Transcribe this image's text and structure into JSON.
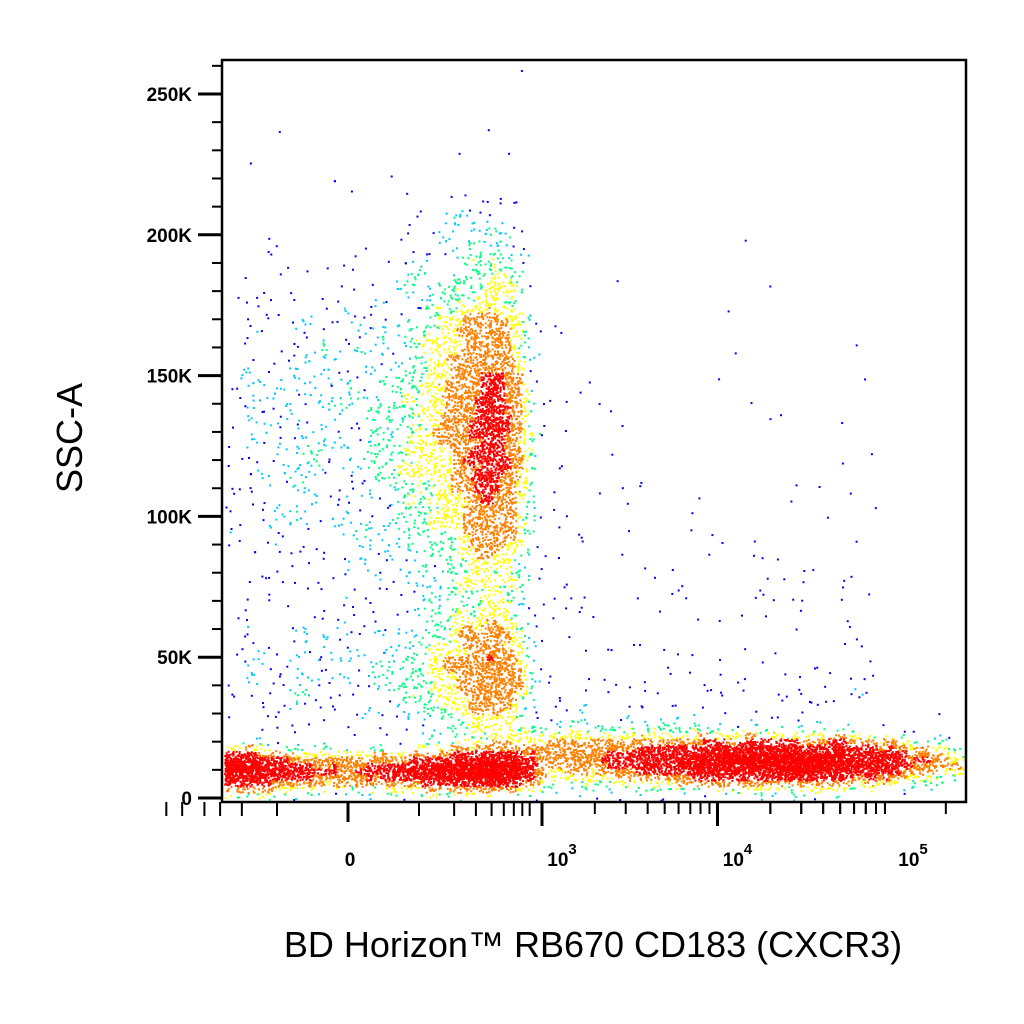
{
  "chart_data": {
    "type": "scatter",
    "title": "",
    "xlabel": "BD Horizon™ RB670 CD183 (CXCR3)",
    "ylabel": "SSC-A",
    "x_scale": "biexponential",
    "x_ticks": [
      {
        "value": 0,
        "label": "0"
      },
      {
        "value": 1000,
        "label": "10",
        "exponent": "3"
      },
      {
        "value": 10000,
        "label": "10",
        "exponent": "4"
      },
      {
        "value": 100000,
        "label": "10",
        "exponent": "5"
      }
    ],
    "y_ticks": [
      {
        "value": 0,
        "label": "0"
      },
      {
        "value": 50000,
        "label": "50K"
      },
      {
        "value": 100000,
        "label": "100K"
      },
      {
        "value": 150000,
        "label": "150K"
      },
      {
        "value": 200000,
        "label": "200K"
      },
      {
        "value": 250000,
        "label": "250K"
      }
    ],
    "ylim": [
      -3000,
      262000
    ],
    "grid": false,
    "color_map": [
      "#0000ff",
      "#00c8ff",
      "#00ff80",
      "#ffff00",
      "#ff8000",
      "#ff0000"
    ],
    "populations": [
      {
        "x_center": 0,
        "y_center": 10000,
        "x_spread": 350,
        "y_spread": 3500,
        "density": "high"
      },
      {
        "x_center": 300,
        "y_center": 130000,
        "x_spread": 200,
        "y_spread": 30000,
        "density": "high"
      },
      {
        "x_center": 300,
        "y_center": 45000,
        "x_spread": 200,
        "y_spread": 12000,
        "density": "medium"
      },
      {
        "x_center": 2500,
        "y_center": 15000,
        "x_spread": 2000,
        "y_spread": 5000,
        "density": "medium"
      },
      {
        "x_center": 25000,
        "y_center": 13000,
        "x_spread": 20000,
        "y_spread": 4000,
        "density": "high"
      }
    ]
  }
}
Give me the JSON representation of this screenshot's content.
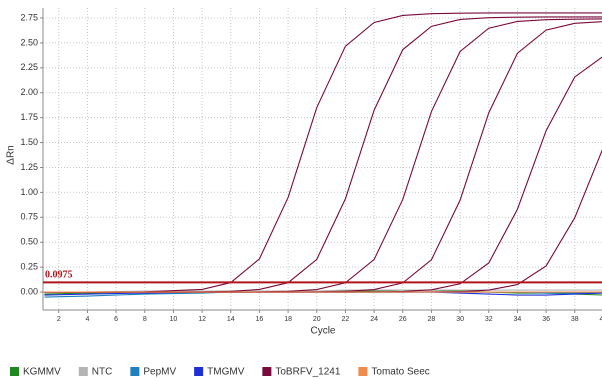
{
  "chart_data": {
    "type": "line",
    "x_label": "Cycle",
    "y_label": "ΔRn",
    "x": [
      1,
      4,
      8,
      12,
      14,
      16,
      18,
      20,
      22,
      24,
      26,
      28,
      30,
      32,
      34,
      36,
      38,
      40
    ],
    "xlim": [
      0.9,
      39.9
    ],
    "xticks": [
      2,
      4,
      6,
      8,
      10,
      12,
      14,
      16,
      18,
      20,
      22,
      24,
      26,
      28,
      30,
      32,
      34,
      36,
      38,
      40
    ],
    "ylim": [
      -0.18,
      2.85
    ],
    "yticks": [
      {
        "value": 0,
        "label": "0.00"
      },
      {
        "value": 0.25,
        "label": "0.25"
      },
      {
        "value": 0.5,
        "label": "0.50"
      },
      {
        "value": 0.75,
        "label": "0.75"
      },
      {
        "value": 1,
        "label": "1.00"
      },
      {
        "value": 1.25,
        "label": "1.25"
      },
      {
        "value": 1.5,
        "label": "1.50"
      },
      {
        "value": 1.75,
        "label": "1.75"
      },
      {
        "value": 2,
        "label": "2.00"
      },
      {
        "value": 2.25,
        "label": "2.25"
      },
      {
        "value": 2.5,
        "label": "2.50"
      },
      {
        "value": 2.75,
        "label": "2.75"
      }
    ],
    "grid": true,
    "threshold": 0.0975,
    "threshold_color": "#b0151b",
    "legend_position": "bottom",
    "series": [
      {
        "name": "KGMMV",
        "color": "#1e8a1e",
        "curves": [
          [
            -0.02,
            -0.01,
            0,
            0.01,
            0.01,
            0.01,
            0.01,
            0.01,
            0.01,
            0.01,
            0.02,
            0.02,
            0.01,
            0,
            -0.01,
            -0.01,
            -0.02,
            -0.03
          ]
        ]
      },
      {
        "name": "NTC",
        "color": "#b4b4b4",
        "curves": [
          [
            0,
            0,
            0.01,
            0.01,
            0.01,
            0.01,
            0.01,
            0.01,
            0.02,
            0.02,
            0.02,
            0.02,
            0.02,
            0.02,
            0.02,
            0.02,
            0.02,
            0.02
          ]
        ]
      },
      {
        "name": "PepMV",
        "color": "#1f7fbf",
        "curves": [
          [
            -0.05,
            -0.04,
            -0.02,
            -0.01,
            0,
            0,
            0,
            0,
            0,
            0,
            0,
            0,
            0,
            0,
            0,
            -0.01,
            -0.01,
            -0.01
          ]
        ]
      },
      {
        "name": "TMGMV",
        "color": "#1f2fd6",
        "curves": [
          [
            -0.03,
            -0.02,
            -0.01,
            0,
            0,
            0,
            0,
            0,
            0,
            0,
            0,
            0,
            -0.01,
            -0.02,
            -0.03,
            -0.03,
            -0.02,
            -0.01
          ]
        ]
      },
      {
        "name": "ToBRFV_1241",
        "color": "#7a0a3c",
        "curves": [
          [
            0,
            0,
            0.002,
            0.026,
            0.095,
            0.333,
            0.949,
            1.851,
            2.467,
            2.705,
            2.775,
            2.793,
            2.798,
            2.8,
            2.8,
            2.8,
            2.8,
            2.8
          ],
          [
            0,
            0,
            0,
            0.002,
            0.007,
            0.026,
            0.094,
            0.328,
            0.936,
            1.824,
            2.432,
            2.666,
            2.735,
            2.753,
            2.758,
            2.76,
            2.76,
            2.76
          ],
          [
            0,
            0,
            0,
            0,
            0,
            0.002,
            0.007,
            0.025,
            0.093,
            0.326,
            0.929,
            1.811,
            2.414,
            2.647,
            2.715,
            2.733,
            2.738,
            2.74
          ],
          [
            0,
            0,
            0,
            0,
            0,
            0,
            0,
            0.002,
            0.007,
            0.025,
            0.092,
            0.324,
            0.922,
            1.798,
            2.396,
            2.628,
            2.696,
            2.713
          ],
          [
            0,
            0,
            0,
            0,
            0,
            0,
            0,
            0,
            0,
            0.002,
            0.006,
            0.023,
            0.083,
            0.292,
            0.831,
            1.619,
            2.158,
            2.367
          ],
          [
            0,
            0,
            0,
            0,
            0,
            0,
            0,
            0,
            0,
            0,
            0,
            0.002,
            0.005,
            0.02,
            0.075,
            0.262,
            0.746,
            1.454
          ]
        ]
      },
      {
        "name": "Tomato Seec",
        "color": "#f08a4b",
        "curves": [
          [
            0,
            0,
            0,
            0,
            0,
            0,
            0,
            0,
            0,
            0,
            0,
            0,
            0,
            0,
            0,
            0,
            0,
            0
          ]
        ]
      }
    ]
  }
}
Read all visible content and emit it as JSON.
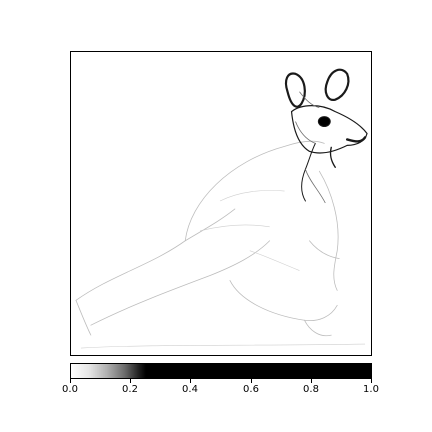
{
  "image": {
    "subject": "kangaroo-sketch",
    "palette": "grayscale-edge-map"
  },
  "colorbar": {
    "ticks": [
      "0.0",
      "0.2",
      "0.4",
      "0.6",
      "0.8",
      "1.0"
    ],
    "range": [
      0.0,
      1.0
    ]
  }
}
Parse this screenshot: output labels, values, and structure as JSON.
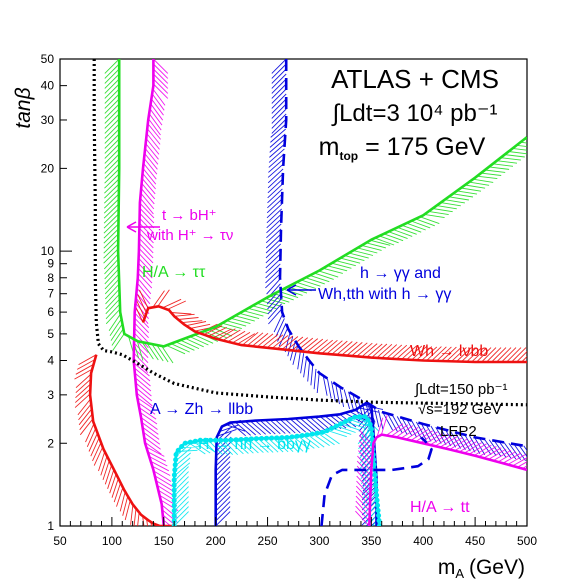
{
  "chart_data": {
    "type": "line",
    "x_axis": {
      "label": "m",
      "label_sub": "A",
      "label_unit": "(GeV)",
      "range": [
        50,
        500
      ],
      "ticks": [
        "50",
        "100",
        "150",
        "200",
        "250",
        "300",
        "350",
        "400",
        "450",
        "500"
      ]
    },
    "y_axis": {
      "label": "tanβ",
      "scale": "log",
      "range": [
        1,
        50
      ],
      "ticks": [
        "1",
        "2",
        "3",
        "4",
        "5",
        "6",
        "7",
        "8",
        "9",
        "10",
        "20",
        "30",
        "40",
        "50"
      ]
    },
    "header": {
      "line1": "ATLAS + CMS",
      "line2": "∫Ldt=3 10⁴ pb⁻¹",
      "line3_pre": "m",
      "line3_sub": "top",
      "line3_post": " = 175 GeV"
    },
    "annotations": {
      "charged_higgs_l1": "t → bH⁺",
      "charged_higgs_l2": "with H⁺ → τν",
      "htautau": "H/A → ττ",
      "hgg_l1": "h → γγ and",
      "hgg_l2": "Wh,tth with h → γγ",
      "whlnubb": "Wh → lνbb",
      "lep_l1": "∫Ldt=150 pb⁻¹",
      "lep_l2": "√s=192 GeV",
      "lep_l3": "LEP2",
      "azh": "A → Zh → llbb",
      "hhbbgg": "H → hh → bbγγ",
      "hatt": "H/A → tt"
    },
    "colors": {
      "green": "#22dd22",
      "red": "#ee1111",
      "magenta": "#ee00ee",
      "blue": "#0000dd",
      "cyan": "#00e5ee",
      "black": "#000000"
    },
    "series": [
      {
        "key": "charged_higgs",
        "color": "#ee00ee",
        "hatch_side": -1,
        "x": [
          140,
          140,
          135,
          130,
          127,
          126,
          125,
          122,
          121,
          124,
          128,
          132,
          140,
          148,
          150
        ],
        "y": [
          50,
          40,
          30,
          20,
          15,
          10,
          8,
          6,
          4,
          3,
          2.5,
          2,
          1.6,
          1.2,
          1
        ]
      },
      {
        "key": "htautau",
        "color": "#22dd22",
        "hatch_side": 1,
        "x": [
          107,
          107,
          106,
          108,
          112,
          125,
          150,
          200,
          250,
          300,
          350,
          400,
          450,
          500
        ],
        "y": [
          50,
          20,
          10,
          6,
          5,
          4.7,
          4.5,
          5.3,
          6.8,
          8.5,
          11,
          13.5,
          18.5,
          26
        ]
      },
      {
        "key": "hgg",
        "color": "#0000dd",
        "dashed": true,
        "hatch_side": 1,
        "x": [
          268,
          268,
          265,
          263,
          262,
          264,
          270,
          280,
          290,
          300,
          320,
          340,
          360,
          400,
          450,
          500
        ],
        "y": [
          50,
          30,
          20,
          12,
          8,
          6,
          5.2,
          4.5,
          4,
          3.6,
          3.2,
          2.9,
          2.6,
          2.35,
          2.1,
          1.95
        ]
      },
      {
        "key": "whlnubb",
        "color": "#ee1111",
        "hatch_side": -1,
        "x": [
          130,
          135,
          145,
          155,
          160,
          170,
          180,
          200,
          225,
          250,
          300,
          350,
          400,
          450,
          500
        ],
        "y": [
          5.5,
          6.2,
          6.3,
          6.1,
          5.8,
          5.4,
          5.1,
          4.8,
          4.55,
          4.45,
          4.25,
          4.1,
          4.0,
          3.95,
          3.95
        ]
      },
      {
        "key": "red_left",
        "color": "#ee1111",
        "hatch_side": 1,
        "x": [
          85,
          80,
          79,
          82,
          92,
          104,
          112,
          120,
          128,
          135,
          140,
          146,
          152,
          155,
          157,
          160
        ],
        "y": [
          4.2,
          3.6,
          3.0,
          2.4,
          1.9,
          1.55,
          1.35,
          1.2,
          1.1,
          1.05,
          1.02,
          1.0,
          1.0,
          1.0,
          1.0,
          1.0
        ]
      },
      {
        "key": "lep2",
        "color": "#000000",
        "dotted": true,
        "x": [
          83,
          83,
          84,
          84,
          85,
          87,
          92,
          100,
          110,
          120,
          130,
          140,
          160,
          200,
          250,
          300,
          350,
          400,
          450,
          500
        ],
        "y": [
          50,
          30,
          15,
          8,
          5.5,
          4.6,
          4.35,
          4.3,
          4.2,
          4.0,
          3.8,
          3.6,
          3.3,
          3.05,
          2.95,
          2.87,
          2.82,
          2.8,
          2.78,
          2.76
        ]
      },
      {
        "key": "azh",
        "color": "#0000dd",
        "hatch_side": 1,
        "x": [
          200,
          200,
          201,
          206,
          214,
          240,
          270,
          300,
          320,
          335,
          345,
          350,
          352,
          355,
          355
        ],
        "y": [
          1,
          1.6,
          2.1,
          2.3,
          2.38,
          2.42,
          2.45,
          2.5,
          2.55,
          2.65,
          2.8,
          2.75,
          2.2,
          1.5,
          1
        ]
      },
      {
        "key": "hhbbgg",
        "color": "#00e5ee",
        "dotted_markers": true,
        "hatch_side": 1,
        "x": [
          160,
          160,
          162,
          170,
          185,
          210,
          240,
          270,
          290,
          305,
          315,
          325,
          335,
          345,
          350,
          352,
          355,
          358
        ],
        "y": [
          1,
          1.5,
          1.85,
          2.0,
          2.05,
          2.05,
          2.08,
          2.1,
          2.15,
          2.2,
          2.3,
          2.4,
          2.5,
          2.5,
          2.3,
          1.8,
          1.3,
          1
        ]
      },
      {
        "key": "hatt",
        "color": "#ee00ee",
        "hatch_side": -1,
        "x": [
          348,
          350,
          352,
          355,
          360,
          375,
          400,
          425,
          450,
          475,
          500
        ],
        "y": [
          1,
          1.6,
          2.0,
          2.1,
          2.15,
          2.1,
          2.0,
          1.9,
          1.8,
          1.7,
          1.6
        ]
      },
      {
        "key": "hatt_dash",
        "color": "#0000dd",
        "dashed": true,
        "x": [
          302,
          305,
          312,
          322,
          340,
          370,
          395,
          405,
          408,
          404,
          398
        ],
        "y": [
          1,
          1.3,
          1.53,
          1.6,
          1.6,
          1.6,
          1.65,
          1.75,
          1.9,
          2.0,
          2.1
        ]
      }
    ]
  }
}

══════════════════════════════

#### Description of the task:
Copy each line of the preceding data that contains the string "name".

#### The solution:
        "name": "KGMMV",
        "name": "NTC",
        "name": "PepMV",
        "name": "TMGMV",
        "name": "ToBRFV_1241",
        "name": "Tomato Seec",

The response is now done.